Saved data entries
● ● ● ● ●

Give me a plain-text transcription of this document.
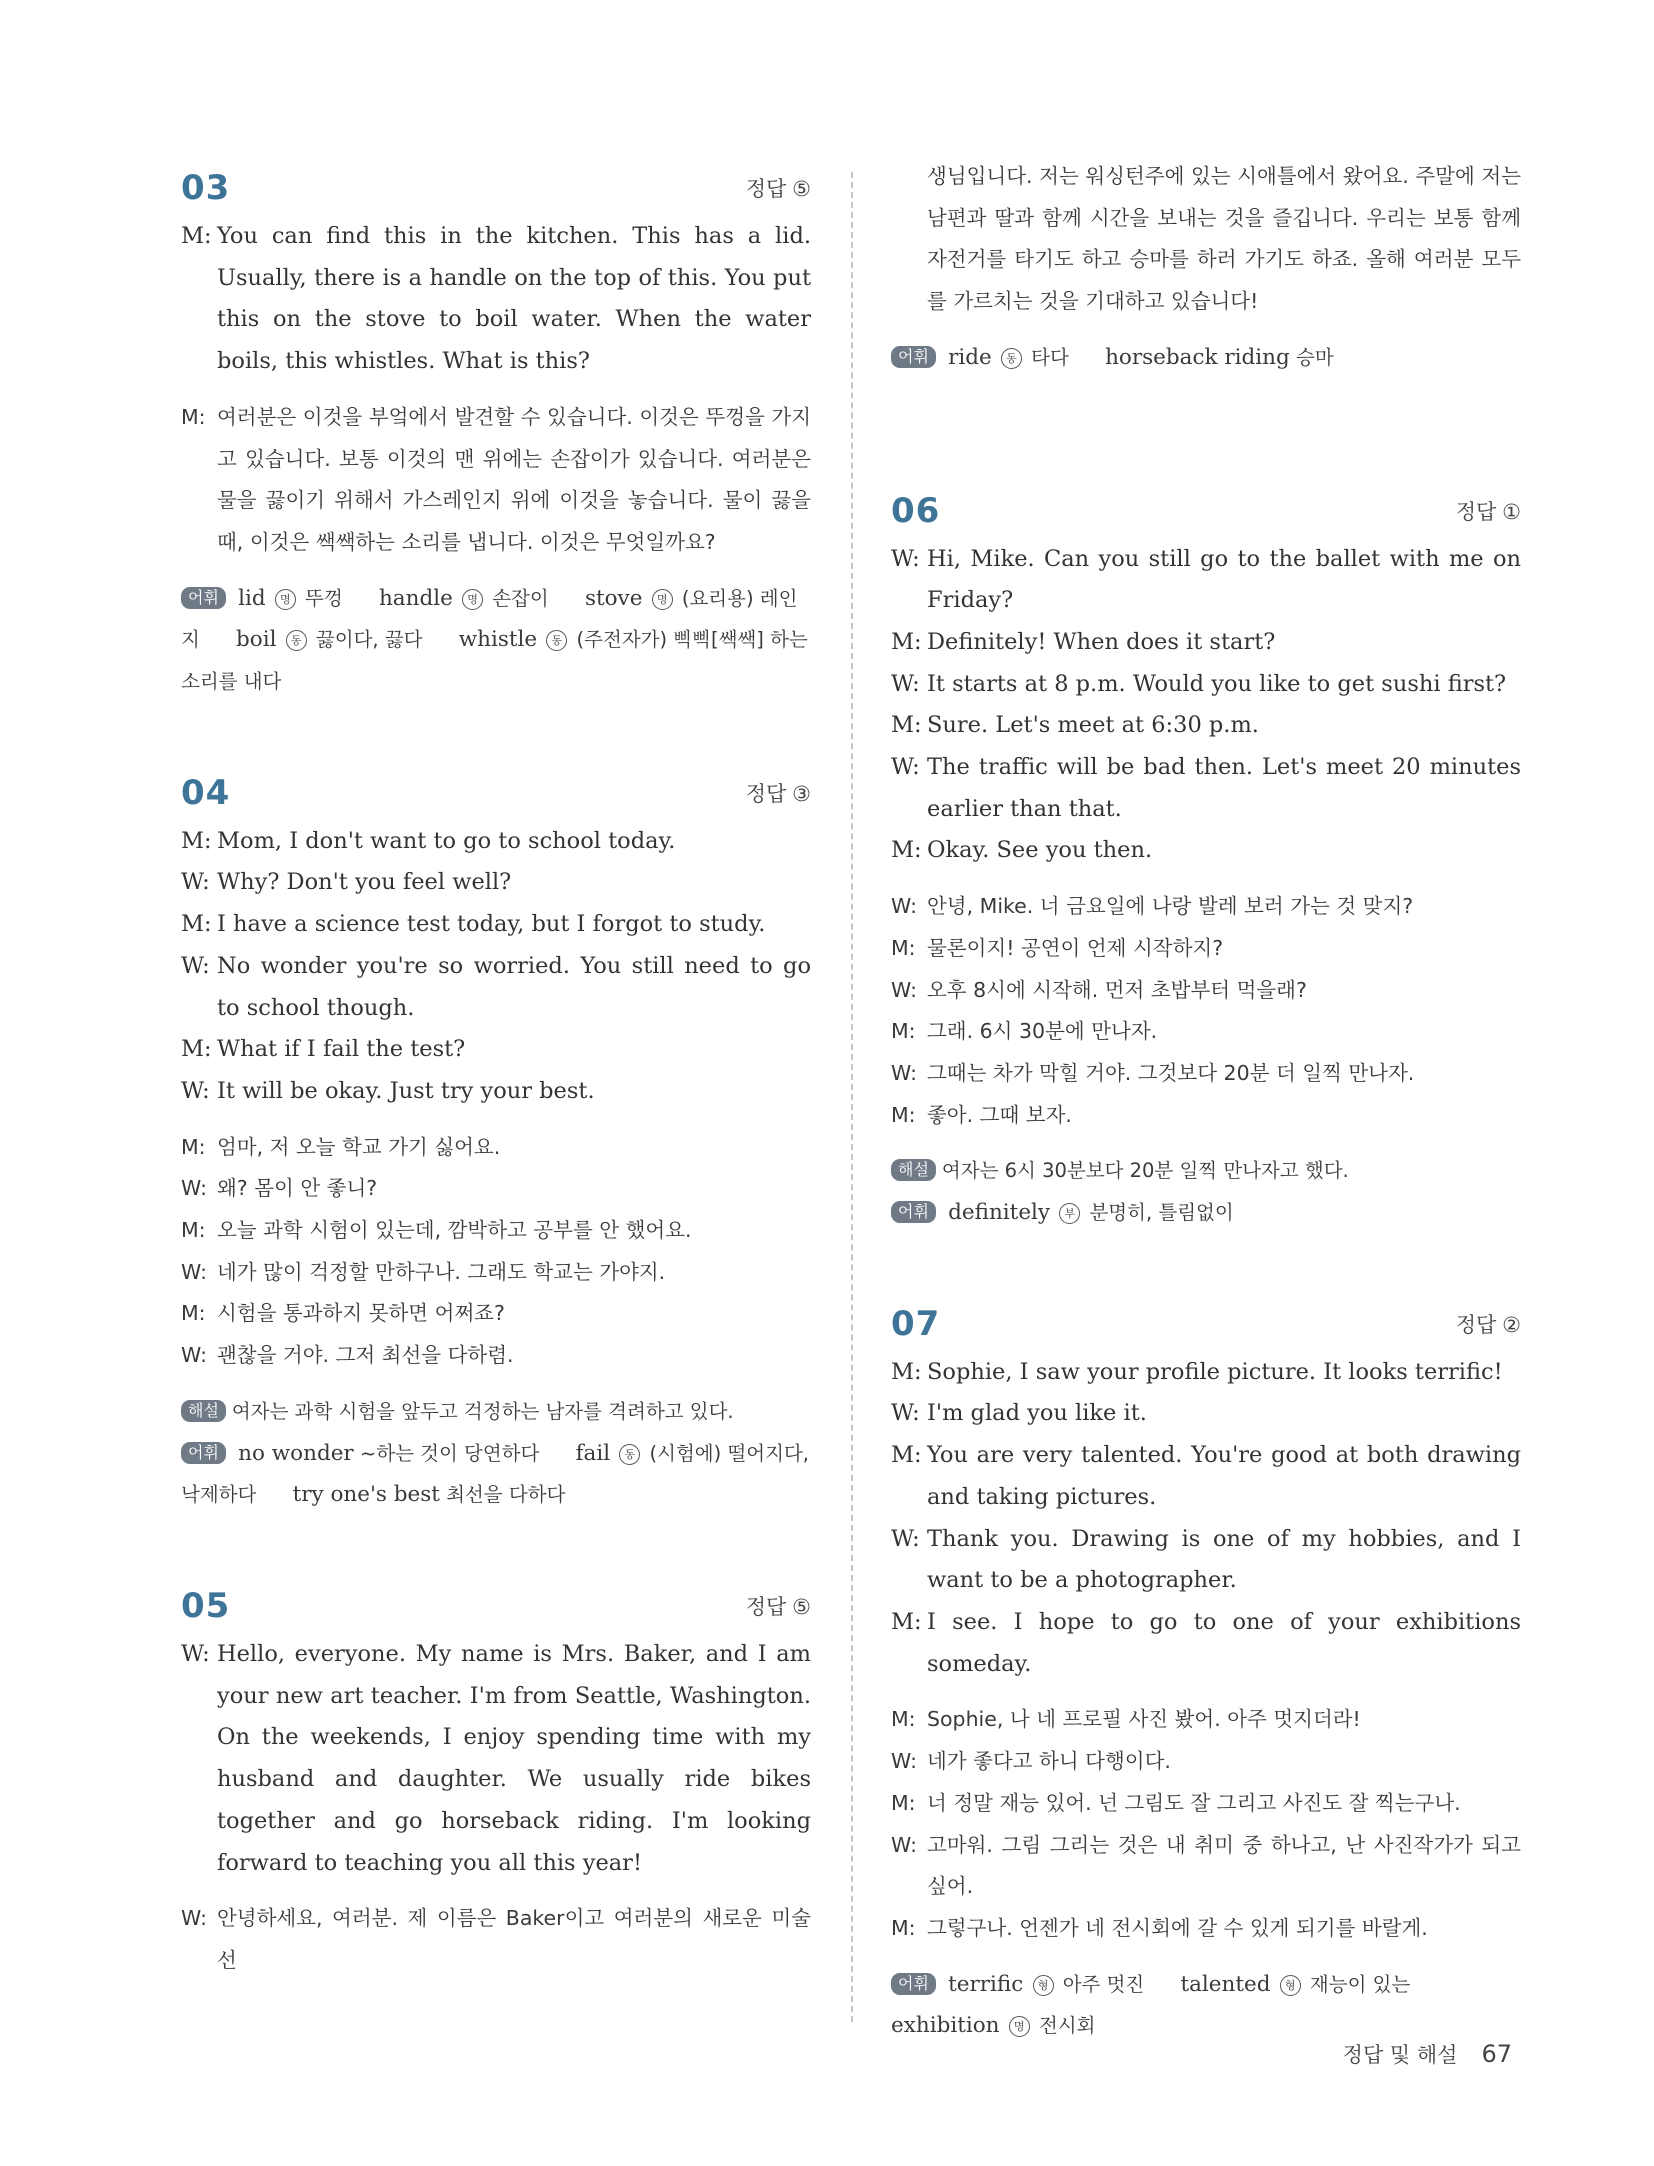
03	정답 ⑤
M: You can find this in the kitchen. This has a lid. Usually, there is a handle on the top of this. You put this on the stove to boil water. When the water boils, this whistles. What is this?
M: 여러분은 이것을 부엌에서 발견할 수 있습니다. 이것은 뚜껑을 가지고 있습니다. 보통 이것의 맨 위에는 손잡이가 있습니다. 여러분은 물을 끓이기 위해서 가스레인지 위에 이것을 놓습니다. 물이 끓을 때, 이것은 쌕쌕하는 소리를 냅니다. 이것은 무엇일까요?
어휘 lid 명 뚜껑 handle 명 손잡이 stove 명 (요리용) 레인지 boil 동 끓이다, 끓다 whistle 동 (주전자가) 삑삑[쌕쌕] 하는 소리를 내다
04	정답 ③
M: Mom, I don't want to go to school today.
W: Why? Don't you feel well?
M: I have a science test today, but I forgot to study.
W: No wonder you're so worried. You still need to go to school though.
M: What if I fail the test?
W: It will be okay. Just try your best.
M: 엄마, 저 오늘 학교 가기 싫어요.
W: 왜? 몸이 안 좋니?
M: 오늘 과학 시험이 있는데, 깜박하고 공부를 안 했어요.
W: 네가 많이 걱정할 만하구나. 그래도 학교는 가야지.
M: 시험을 통과하지 못하면 어쩌죠?
W: 괜찮을 거야. 그저 최선을 다하렴.
해설 여자는 과학 시험을 앞두고 걱정하는 남자를 격려하고 있다.
어휘 no wonder ~하는 것이 당연하다 fail 동 (시험에) 떨어지다, 낙제하다 try one's best 최선을 다하다
05	정답 ⑤
W: Hello, everyone. My name is Mrs. Baker, and I am your new art teacher. I'm from Seattle, Washington. On the weekends, I enjoy spending time with my husband and daughter. We usually ride bikes together and go horseback riding. I'm looking forward to teaching you all this year!
W: 안녕하세요, 여러분. 제 이름은 Baker이고 여러분의 새로운 미술 선
생님입니다. 저는 워싱턴주에 있는 시애틀에서 왔어요. 주말에 저는 남편과 딸과 함께 시간을 보내는 것을 즐깁니다. 우리는 보통 함께 자전거를 타기도 하고 승마를 하러 가기도 하죠. 올해 여러분 모두를 가르치는 것을 기대하고 있습니다!
어휘 ride 동 타다 horseback riding 승마
06	정답 ①
W: Hi, Mike. Can you still go to the ballet with me on Friday?
M: Definitely! When does it start?
W: It starts at 8 p.m. Would you like to get sushi first?
M: Sure. Let's meet at 6:30 p.m.
W: The traffic will be bad then. Let's meet 20 minutes earlier than that.
M: Okay. See you then.
W: 안녕, Mike. 너 금요일에 나랑 발레 보러 가는 것 맞지?
M: 물론이지! 공연이 언제 시작하지?
W: 오후 8시에 시작해. 먼저 초밥부터 먹을래?
M: 그래. 6시 30분에 만나자.
W: 그때는 차가 막힐 거야. 그것보다 20분 더 일찍 만나자.
M: 좋아. 그때 보자.
해설 여자는 6시 30분보다 20분 일찍 만나자고 했다.
어휘 definitely 부 분명히, 틀림없이
07	정답 ②
M: Sophie, I saw your profile picture. It looks terrific!
W: I'm glad you like it.
M: You are very talented. You're good at both drawing and taking pictures.
W: Thank you. Drawing is one of my hobbies, and I want to be a photographer.
M: I see. I hope to go to one of your exhibitions someday.
M: Sophie, 나 네 프로필 사진 봤어. 아주 멋지더라!
W: 네가 좋다고 하니 다행이다.
M: 너 정말 재능 있어. 넌 그림도 잘 그리고 사진도 잘 찍는구나.
W: 고마워. 그림 그리는 것은 내 취미 중 하나고, 난 사진작가가 되고 싶어.
M: 그렇구나. 언젠가 네 전시회에 갈 수 있게 되기를 바랄게.
어휘 terrific 형 아주 멋진 talented 형 재능이 있는 exhibition 명 전시회
정답 및 해설 67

● ● ● ● ●

Except for the pictures, print the data above exactly.

● **Exercise output**:
Give me a plain-text transcription of this document.
03	정답 ⑤
M: You can find this in the kitchen. This has a lid. Usually, there is a handle on the top of this. You put this on the stove to boil water. When the water boils, this whistles. What is this?
M: 여러분은 이것을 부엌에서 발견할 수 있습니다. 이것은 뚜껑을 가지고 있습니다. 보통 이것의 맨 위에는 손잡이가 있습니다. 여러분은 물을 끓이기 위해서 가스레인지 위에 이것을 놓습니다. 물이 끓을 때, 이것은 쌕쌕하는 소리를 냅니다. 이것은 무엇일까요?
어휘 lid 명 뚜껑 handle 명 손잡이 stove 명 (요리용) 레인지 boil 동 끓이다, 끓다 whistle 동 (주전자가) 삑삑[쌕쌕] 하는 소리를 내다
04	정답 ③
M: Mom, I don't want to go to school today.
W: Why? Don't you feel well?
M: I have a science test today, but I forgot to study.
W: No wonder you're so worried. You still need to go to school though.
M: What if I fail the test?
W: It will be okay. Just try your best.
M: 엄마, 저 오늘 학교 가기 싫어요.
W: 왜? 몸이 안 좋니?
M: 오늘 과학 시험이 있는데, 깜박하고 공부를 안 했어요.
W: 네가 많이 걱정할 만하구나. 그래도 학교는 가야지.
M: 시험을 통과하지 못하면 어쩌죠?
W: 괜찮을 거야. 그저 최선을 다하렴.
해설 여자는 과학 시험을 앞두고 걱정하는 남자를 격려하고 있다.
어휘 no wonder ~하는 것이 당연하다 fail 동 (시험에) 떨어지다, 낙제하다 try one's best 최선을 다하다
05	정답 ⑤
W: Hello, everyone. My name is Mrs. Baker, and I am your new art teacher. I'm from Seattle, Washington. On the weekends, I enjoy spending time with my husband and daughter. We usually ride bikes together and go horseback riding. I'm looking forward to teaching you all this year!
W: 안녕하세요, 여러분. 제 이름은 Baker이고 여러분의 새로운 미술 선
생님입니다. 저는 워싱턴주에 있는 시애틀에서 왔어요. 주말에 저는 남편과 딸과 함께 시간을 보내는 것을 즐깁니다. 우리는 보통 함께 자전거를 타기도 하고 승마를 하러 가기도 하죠. 올해 여러분 모두를 가르치는 것을 기대하고 있습니다!
어휘 ride 동 타다 horseback riding 승마
06	정답 ①
W: Hi, Mike. Can you still go to the ballet with me on Friday?
M: Definitely! When does it start?
W: It starts at 8 p.m. Would you like to get sushi first?
M: Sure. Let's meet at 6:30 p.m.
W: The traffic will be bad then. Let's meet 20 minutes earlier than that.
M: Okay. See you then.
W: 안녕, Mike. 너 금요일에 나랑 발레 보러 가는 것 맞지?
M: 물론이지! 공연이 언제 시작하지?
W: 오후 8시에 시작해. 먼저 초밥부터 먹을래?
M: 그래. 6시 30분에 만나자.
W: 그때는 차가 막힐 거야. 그것보다 20분 더 일찍 만나자.
M: 좋아. 그때 보자.
해설 여자는 6시 30분보다 20분 일찍 만나자고 했다.
어휘 definitely 부 분명히, 틀림없이
07	정답 ②
M: Sophie, I saw your profile picture. It looks terrific!
W: I'm glad you like it.
M: You are very talented. You're good at both drawing and taking pictures.
W: Thank you. Drawing is one of my hobbies, and I want to be a photographer.
M: I see. I hope to go to one of your exhibitions someday.
M: Sophie, 나 네 프로필 사진 봤어. 아주 멋지더라!
W: 네가 좋다고 하니 다행이다.
M: 너 정말 재능 있어. 넌 그림도 잘 그리고 사진도 잘 찍는구나.
W: 고마워. 그림 그리는 것은 내 취미 중 하나고, 난 사진작가가 되고 싶어.
M: 그렇구나. 언젠가 네 전시회에 갈 수 있게 되기를 바랄게.
어휘 terrific 형 아주 멋진 talented 형 재능이 있는 exhibition 명 전시회
정답 및 해설 67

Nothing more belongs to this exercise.